### THE TASK
Write out the records again, exactly, leaving none out.

### DATA SHOWN
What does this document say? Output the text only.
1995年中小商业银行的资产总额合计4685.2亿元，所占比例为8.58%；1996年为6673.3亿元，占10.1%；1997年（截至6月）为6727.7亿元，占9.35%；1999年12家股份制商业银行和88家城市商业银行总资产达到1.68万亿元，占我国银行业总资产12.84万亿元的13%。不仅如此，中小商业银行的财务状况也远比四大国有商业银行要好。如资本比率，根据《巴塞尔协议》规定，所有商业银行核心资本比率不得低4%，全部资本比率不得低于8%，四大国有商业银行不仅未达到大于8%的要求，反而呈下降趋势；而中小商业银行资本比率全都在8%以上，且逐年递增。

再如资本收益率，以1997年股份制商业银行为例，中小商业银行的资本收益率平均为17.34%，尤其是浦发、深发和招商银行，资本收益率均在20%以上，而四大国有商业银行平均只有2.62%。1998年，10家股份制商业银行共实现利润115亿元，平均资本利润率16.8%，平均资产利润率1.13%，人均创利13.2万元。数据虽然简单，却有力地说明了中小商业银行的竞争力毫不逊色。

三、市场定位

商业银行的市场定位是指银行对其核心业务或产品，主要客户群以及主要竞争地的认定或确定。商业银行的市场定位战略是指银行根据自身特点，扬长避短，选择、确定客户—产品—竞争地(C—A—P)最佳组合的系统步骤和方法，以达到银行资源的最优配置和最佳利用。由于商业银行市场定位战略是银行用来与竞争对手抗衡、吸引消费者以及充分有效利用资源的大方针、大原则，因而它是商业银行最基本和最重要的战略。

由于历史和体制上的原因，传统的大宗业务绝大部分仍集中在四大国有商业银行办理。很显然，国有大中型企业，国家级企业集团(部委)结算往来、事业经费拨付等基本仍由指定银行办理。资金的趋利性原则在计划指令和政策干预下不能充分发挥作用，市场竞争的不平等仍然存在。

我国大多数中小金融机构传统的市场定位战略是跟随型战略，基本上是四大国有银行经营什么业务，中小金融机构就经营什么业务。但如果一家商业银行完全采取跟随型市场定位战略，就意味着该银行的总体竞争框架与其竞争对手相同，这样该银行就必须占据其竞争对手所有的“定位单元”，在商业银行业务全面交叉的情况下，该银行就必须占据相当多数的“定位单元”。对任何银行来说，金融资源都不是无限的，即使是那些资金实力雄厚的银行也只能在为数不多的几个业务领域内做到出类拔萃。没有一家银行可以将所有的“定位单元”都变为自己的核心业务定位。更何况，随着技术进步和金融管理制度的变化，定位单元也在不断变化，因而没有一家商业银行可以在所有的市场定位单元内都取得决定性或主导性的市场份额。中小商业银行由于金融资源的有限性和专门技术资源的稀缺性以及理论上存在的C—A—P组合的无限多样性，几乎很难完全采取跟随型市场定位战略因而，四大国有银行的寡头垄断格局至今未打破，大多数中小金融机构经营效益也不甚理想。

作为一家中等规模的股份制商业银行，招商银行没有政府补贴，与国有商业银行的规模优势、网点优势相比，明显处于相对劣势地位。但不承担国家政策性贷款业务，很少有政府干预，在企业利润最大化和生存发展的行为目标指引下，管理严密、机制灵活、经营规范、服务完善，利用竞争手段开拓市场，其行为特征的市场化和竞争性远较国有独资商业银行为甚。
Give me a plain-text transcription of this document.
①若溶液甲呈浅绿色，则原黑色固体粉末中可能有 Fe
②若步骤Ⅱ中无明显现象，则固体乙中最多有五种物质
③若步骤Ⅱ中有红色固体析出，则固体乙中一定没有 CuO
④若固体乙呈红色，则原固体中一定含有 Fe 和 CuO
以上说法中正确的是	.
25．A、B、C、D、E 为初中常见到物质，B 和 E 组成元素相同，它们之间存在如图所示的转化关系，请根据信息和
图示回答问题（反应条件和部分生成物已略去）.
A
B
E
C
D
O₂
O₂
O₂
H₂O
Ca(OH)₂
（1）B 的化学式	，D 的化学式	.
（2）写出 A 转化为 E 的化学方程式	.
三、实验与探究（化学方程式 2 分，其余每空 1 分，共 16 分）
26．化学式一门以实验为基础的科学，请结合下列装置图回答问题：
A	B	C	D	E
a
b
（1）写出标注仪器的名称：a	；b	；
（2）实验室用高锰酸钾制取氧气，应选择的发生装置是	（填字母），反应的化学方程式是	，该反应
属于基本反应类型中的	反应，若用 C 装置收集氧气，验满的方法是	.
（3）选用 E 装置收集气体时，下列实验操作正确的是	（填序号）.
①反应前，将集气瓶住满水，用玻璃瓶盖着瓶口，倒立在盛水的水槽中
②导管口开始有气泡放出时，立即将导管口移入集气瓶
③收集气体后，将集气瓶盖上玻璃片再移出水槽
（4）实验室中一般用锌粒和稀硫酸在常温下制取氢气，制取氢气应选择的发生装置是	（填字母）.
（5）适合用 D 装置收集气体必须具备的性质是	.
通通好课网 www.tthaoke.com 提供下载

### RESPONSE TO THE EXERCISE
What does this document say? Output the text only.
1995年中小商业银行的资产总额合计4685.2亿元，所占比例为8.58%；1996年为6673.3亿元，占10.1%；1997年（截至6月）为6727.7亿元，占9.35%；1999年12家股份制商业银行和88家城市商业银行总资产达到1.68万亿元，占我国银行业总资产12.84万亿元的13%。不仅如此，中小商业银行的财务状况也远比四大国有商业银行要好。如资本比率，根据《巴塞尔协议》规定，所有商业银行核心资本比率不得低4%，全部资本比率不得低于8%，四大国有商业银行不仅未达到大于8%的要求，反而呈下降趋势；而中小商业银行资本比率全都在8%以上，且逐年递增。

再如资本收益率，以1997年股份制商业银行为例，中小商业银行的资本收益率平均为17.34%，尤其是浦发、深发和招商银行，资本收益率均在20%以上，而四大国有商业银行平均只有2.62%。1998年，10家股份制商业银行共实现利润115亿元，平均资本利润率16.8%，平均资产利润率1.13%，人均创利13.2万元。数据虽然简单，却有力地说明了中小商业银行的竞争力毫不逊色。

三、市场定位

商业银行的市场定位是指银行对其核心业务或产品，主要客户群以及主要竞争地的认定或确定。商业银行的市场定位战略是指银行根据自身特点，扬长避短，选择、确定客户—产品—竞争地(C—A—P)最佳组合的系统步骤和方法，以达到银行资源的最优配置和最佳利用。由于商业银行市场定位战略是银行用来与竞争对手抗衡、吸引消费者以及充分有效利用资源的大方针、大原则，因而它是商业银行最基本和最重要的战略。

由于历史和体制上的原因，传统的大宗业务绝大部分仍集中在四大国有商业银行办理。很显然，国有大中型企业，国家级企业集团(部委)结算往来、事业经费拨付等基本仍由指定银行办理。资金的趋利性原则在计划指令和政策干预下不能充分发挥作用，市场竞争的不平等仍然存在。

我国大多数中小金融机构传统的市场定位战略是跟随型战略，基本上是四大国有银行经营什么业务，中小金融机构就经营什么业务。但如果一家商业银行完全采取跟随型市场定位战略，就意味着该银行的总体竞争框架与其竞争对手相同，这样该银行就必须占据其竞争对手所有的“定位单元”，在商业银行业务全面交叉的情况下，该银行就必须占据相当多数的“定位单元”。对任何银行来说，金融资源都不是无限的，即使是那些资金实力雄厚的银行也只能在为数不多的几个业务领域内做到出类拔萃。没有一家银行可以将所有的“定位单元”都变为自己的核心业务定位。更何况，随着技术进步和金融管理制度的变化，定位单元也在不断变化，因而没有一家商业银行可以在所有的市场定位单元内都取得决定性或主导性的市场份额。中小商业银行由于金融资源的有限性和专门技术资源的稀缺性以及理论上存在的C—A—P组合的无限多样性，几乎很难完全采取跟随型市场定位战略因而，四大国有银行的寡头垄断格局至今未打破，大多数中小金融机构经营效益也不甚理想。

作为一家中等规模的股份制商业银行，招商银行没有政府补贴，与国有商业银行的规模优势、网点优势相比，明显处于相对劣势地位。但不承担国家政策性贷款业务，很少有政府干预，在企业利润最大化和生存发展的行为目标指引下，管理严密、机制灵活、经营规范、服务完善，利用竞争手段开拓市场，其行为特征的市场化和竞争性远较国有独资商业银行为甚。
Give me a plain-text transcription of this document.
①若溶液甲呈浅绿色，则原黑色固体粉末中可能有 Fe
②若步骤Ⅱ中无明显现象，则固体乙中最多有五种物质
③若步骤Ⅱ中有红色固体析出，则固体乙中一定没有 CuO
④若固体乙呈红色，则原固体中一定含有 Fe 和 CuO
以上说法中正确的是	.
25．A、B、C、D、E 为初中常见到物质，B 和 E 组成元素相同，它们之间存在如图所示的转化关系，请根据信息和
图示回答问题（反应条件和部分生成物已略去）.
A
B
E
C
D
O₂
O₂
O₂
H₂O
Ca(OH)₂
（1）B 的化学式	，D 的化学式	.
（2）写出 A 转化为 E 的化学方程式	.
三、实验与探究（化学方程式 2 分，其余每空 1 分，共 16 分）
26．化学式一门以实验为基础的科学，请结合下列装置图回答问题：
A	B	C	D	E
a
b
（1）写出标注仪器的名称：a	；b	；
（2）实验室用高锰酸钾制取氧气，应选择的发生装置是	（填字母），反应的化学方程式是	，该反应
属于基本反应类型中的	反应，若用 C 装置收集氧气，验满的方法是	.
（3）选用 E 装置收集气体时，下列实验操作正确的是	（填序号）.
①反应前，将集气瓶住满水，用玻璃瓶盖着瓶口，倒立在盛水的水槽中
②导管口开始有气泡放出时，立即将导管口移入集气瓶
③收集气体后，将集气瓶盖上玻璃片再移出水槽
（4）实验室中一般用锌粒和稀硫酸在常温下制取氢气，制取氢气应选择的发生装置是	（填字母）.
（5）适合用 D 装置收集气体必须具备的性质是	.
通通好课网 www.tthaoke.com 提供下载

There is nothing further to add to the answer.